The exercise:
Retype all of the entries word for word.

--- Start Listed entries ---

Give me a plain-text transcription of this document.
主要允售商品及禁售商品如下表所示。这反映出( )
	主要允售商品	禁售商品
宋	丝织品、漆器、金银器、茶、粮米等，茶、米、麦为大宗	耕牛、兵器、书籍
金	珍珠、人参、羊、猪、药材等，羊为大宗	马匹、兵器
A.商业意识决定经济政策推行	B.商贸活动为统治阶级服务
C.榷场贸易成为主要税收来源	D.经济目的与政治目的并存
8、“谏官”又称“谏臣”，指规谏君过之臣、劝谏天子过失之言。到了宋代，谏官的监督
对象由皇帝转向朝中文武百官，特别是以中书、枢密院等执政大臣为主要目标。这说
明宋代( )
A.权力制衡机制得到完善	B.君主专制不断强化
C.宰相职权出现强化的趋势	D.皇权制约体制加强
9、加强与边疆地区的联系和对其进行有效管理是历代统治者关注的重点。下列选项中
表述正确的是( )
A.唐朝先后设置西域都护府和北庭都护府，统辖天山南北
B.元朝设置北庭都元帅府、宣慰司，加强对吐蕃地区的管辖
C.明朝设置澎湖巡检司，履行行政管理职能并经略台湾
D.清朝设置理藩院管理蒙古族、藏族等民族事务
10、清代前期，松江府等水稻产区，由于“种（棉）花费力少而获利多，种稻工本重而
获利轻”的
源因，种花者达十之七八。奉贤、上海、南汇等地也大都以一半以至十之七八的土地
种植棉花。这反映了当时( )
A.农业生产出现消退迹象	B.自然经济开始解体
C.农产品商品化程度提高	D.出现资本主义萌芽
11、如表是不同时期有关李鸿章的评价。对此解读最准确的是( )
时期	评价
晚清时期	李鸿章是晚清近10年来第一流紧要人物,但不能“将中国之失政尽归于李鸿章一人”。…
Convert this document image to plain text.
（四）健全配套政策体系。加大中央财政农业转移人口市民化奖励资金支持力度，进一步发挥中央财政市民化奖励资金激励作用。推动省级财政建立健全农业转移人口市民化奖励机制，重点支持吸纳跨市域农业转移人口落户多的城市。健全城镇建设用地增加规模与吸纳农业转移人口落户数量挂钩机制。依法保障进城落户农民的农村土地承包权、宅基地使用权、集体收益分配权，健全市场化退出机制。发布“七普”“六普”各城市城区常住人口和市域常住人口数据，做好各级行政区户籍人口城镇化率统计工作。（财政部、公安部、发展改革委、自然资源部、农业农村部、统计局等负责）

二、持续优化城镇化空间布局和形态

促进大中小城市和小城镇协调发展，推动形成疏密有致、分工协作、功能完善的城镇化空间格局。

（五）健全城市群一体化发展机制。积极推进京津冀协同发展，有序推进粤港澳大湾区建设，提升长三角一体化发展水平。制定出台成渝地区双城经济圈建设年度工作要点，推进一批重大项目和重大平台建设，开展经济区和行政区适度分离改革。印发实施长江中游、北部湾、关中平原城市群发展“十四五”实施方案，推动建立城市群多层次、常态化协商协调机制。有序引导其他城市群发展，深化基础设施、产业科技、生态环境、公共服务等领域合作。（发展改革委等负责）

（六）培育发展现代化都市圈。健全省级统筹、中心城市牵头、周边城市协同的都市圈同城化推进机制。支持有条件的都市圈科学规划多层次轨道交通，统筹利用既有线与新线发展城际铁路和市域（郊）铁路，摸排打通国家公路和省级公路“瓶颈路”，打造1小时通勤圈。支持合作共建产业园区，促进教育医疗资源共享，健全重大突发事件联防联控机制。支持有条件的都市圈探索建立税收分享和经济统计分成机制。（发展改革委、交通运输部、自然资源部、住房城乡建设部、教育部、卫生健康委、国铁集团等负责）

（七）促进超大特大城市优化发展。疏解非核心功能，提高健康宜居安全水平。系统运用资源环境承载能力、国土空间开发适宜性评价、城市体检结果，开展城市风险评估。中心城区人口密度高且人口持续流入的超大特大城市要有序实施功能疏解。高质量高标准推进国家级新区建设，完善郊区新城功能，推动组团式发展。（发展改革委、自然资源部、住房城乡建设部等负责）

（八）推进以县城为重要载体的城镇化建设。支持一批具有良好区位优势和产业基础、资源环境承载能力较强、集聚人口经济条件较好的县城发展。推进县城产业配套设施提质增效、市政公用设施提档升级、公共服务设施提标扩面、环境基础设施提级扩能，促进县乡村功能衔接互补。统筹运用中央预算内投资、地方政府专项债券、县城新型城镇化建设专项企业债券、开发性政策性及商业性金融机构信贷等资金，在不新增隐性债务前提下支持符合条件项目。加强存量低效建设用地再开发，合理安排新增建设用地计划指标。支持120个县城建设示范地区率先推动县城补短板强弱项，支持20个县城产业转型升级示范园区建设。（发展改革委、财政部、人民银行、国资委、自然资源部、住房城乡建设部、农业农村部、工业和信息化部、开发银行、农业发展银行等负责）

--- End Listed entries ---

Output below:
Give me a plain-text transcription of this document.
主要允售商品及禁售商品如下表所示。这反映出( )
	主要允售商品	禁售商品
宋	丝织品、漆器、金银器、茶、粮米等，茶、米、麦为大宗	耕牛、兵器、书籍
金	珍珠、人参、羊、猪、药材等，羊为大宗	马匹、兵器
A.商业意识决定经济政策推行	B.商贸活动为统治阶级服务
C.榷场贸易成为主要税收来源	D.经济目的与政治目的并存
8、“谏官”又称“谏臣”，指规谏君过之臣、劝谏天子过失之言。到了宋代，谏官的监督
对象由皇帝转向朝中文武百官，特别是以中书、枢密院等执政大臣为主要目标。这说
明宋代( )
A.权力制衡机制得到完善	B.君主专制不断强化
C.宰相职权出现强化的趋势	D.皇权制约体制加强
9、加强与边疆地区的联系和对其进行有效管理是历代统治者关注的重点。下列选项中
表述正确的是( )
A.唐朝先后设置西域都护府和北庭都护府，统辖天山南北
B.元朝设置北庭都元帅府、宣慰司，加强对吐蕃地区的管辖
C.明朝设置澎湖巡检司，履行行政管理职能并经略台湾
D.清朝设置理藩院管理蒙古族、藏族等民族事务
10、清代前期，松江府等水稻产区，由于“种（棉）花费力少而获利多，种稻工本重而
获利轻”的
源因，种花者达十之七八。奉贤、上海、南汇等地也大都以一半以至十之七八的土地
种植棉花。这反映了当时( )
A.农业生产出现消退迹象	B.自然经济开始解体
C.农产品商品化程度提高	D.出现资本主义萌芽
11、如表是不同时期有关李鸿章的评价。对此解读最准确的是( )
时期	评价
晚清时期	李鸿章是晚清近10年来第一流紧要人物,但不能“将中国之失政尽归于李鸿章一人”。…
Convert this document image to plain text.
（四）健全配套政策体系。加大中央财政农业转移人口市民化奖励资金支持力度，进一步发挥中央财政市民化奖励资金激励作用。推动省级财政建立健全农业转移人口市民化奖励机制，重点支持吸纳跨市域农业转移人口落户多的城市。健全城镇建设用地增加规模与吸纳农业转移人口落户数量挂钩机制。依法保障进城落户农民的农村土地承包权、宅基地使用权、集体收益分配权，健全市场化退出机制。发布“七普”“六普”各城市城区常住人口和市域常住人口数据，做好各级行政区户籍人口城镇化率统计工作。（财政部、公安部、发展改革委、自然资源部、农业农村部、统计局等负责）

二、持续优化城镇化空间布局和形态

促进大中小城市和小城镇协调发展，推动形成疏密有致、分工协作、功能完善的城镇化空间格局。

（五）健全城市群一体化发展机制。积极推进京津冀协同发展，有序推进粤港澳大湾区建设，提升长三角一体化发展水平。制定出台成渝地区双城经济圈建设年度工作要点，推进一批重大项目和重大平台建设，开展经济区和行政区适度分离改革。印发实施长江中游、北部湾、关中平原城市群发展“十四五”实施方案，推动建立城市群多层次、常态化协商协调机制。有序引导其他城市群发展，深化基础设施、产业科技、生态环境、公共服务等领域合作。（发展改革委等负责）

（六）培育发展现代化都市圈。健全省级统筹、中心城市牵头、周边城市协同的都市圈同城化推进机制。支持有条件的都市圈科学规划多层次轨道交通，统筹利用既有线与新线发展城际铁路和市域（郊）铁路，摸排打通国家公路和省级公路“瓶颈路”，打造1小时通勤圈。支持合作共建产业园区，促进教育医疗资源共享，健全重大突发事件联防联控机制。支持有条件的都市圈探索建立税收分享和经济统计分成机制。（发展改革委、交通运输部、自然资源部、住房城乡建设部、教育部、卫生健康委、国铁集团等负责）

（七）促进超大特大城市优化发展。疏解非核心功能，提高健康宜居安全水平。系统运用资源环境承载能力、国土空间开发适宜性评价、城市体检结果，开展城市风险评估。中心城区人口密度高且人口持续流入的超大特大城市要有序实施功能疏解。高质量高标准推进国家级新区建设，完善郊区新城功能，推动组团式发展。（发展改革委、自然资源部、住房城乡建设部等负责）

（八）推进以县城为重要载体的城镇化建设。支持一批具有良好区位优势和产业基础、资源环境承载能力较强、集聚人口经济条件较好的县城发展。推进县城产业配套设施提质增效、市政公用设施提档升级、公共服务设施提标扩面、环境基础设施提级扩能，促进县乡村功能衔接互补。统筹运用中央预算内投资、地方政府专项债券、县城新型城镇化建设专项企业债券、开发性政策性及商业性金融机构信贷等资金，在不新增隐性债务前提下支持符合条件项目。加强存量低效建设用地再开发，合理安排新增建设用地计划指标。支持120个县城建设示范地区率先推动县城补短板强弱项，支持20个县城产业转型升级示范园区建设。（发展改革委、财政部、人民银行、国资委、自然资源部、住房城乡建设部、农业农村部、工业和信息化部、开发银行、农业发展银行等负责）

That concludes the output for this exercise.